::: Supplied information

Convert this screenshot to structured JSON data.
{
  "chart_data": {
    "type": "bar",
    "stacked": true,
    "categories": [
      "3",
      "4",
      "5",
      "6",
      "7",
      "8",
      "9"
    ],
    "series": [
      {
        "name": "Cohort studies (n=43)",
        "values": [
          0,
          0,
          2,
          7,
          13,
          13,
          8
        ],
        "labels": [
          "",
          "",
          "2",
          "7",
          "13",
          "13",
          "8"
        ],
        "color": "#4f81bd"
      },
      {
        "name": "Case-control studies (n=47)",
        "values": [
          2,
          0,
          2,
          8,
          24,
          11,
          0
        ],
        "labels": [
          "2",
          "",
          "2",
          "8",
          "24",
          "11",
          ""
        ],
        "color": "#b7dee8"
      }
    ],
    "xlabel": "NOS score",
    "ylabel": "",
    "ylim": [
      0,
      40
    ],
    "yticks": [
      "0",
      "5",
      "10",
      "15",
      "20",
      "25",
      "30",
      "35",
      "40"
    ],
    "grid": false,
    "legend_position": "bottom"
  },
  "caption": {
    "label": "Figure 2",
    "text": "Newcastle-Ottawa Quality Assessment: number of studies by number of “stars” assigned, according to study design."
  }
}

::::::

_Written instruction_
In the records above, find each line holding "name" and copy it.

_Response to the task_
        "name": "Cohort studies (n=43)",
        "name": "Case-control studies (n=47)",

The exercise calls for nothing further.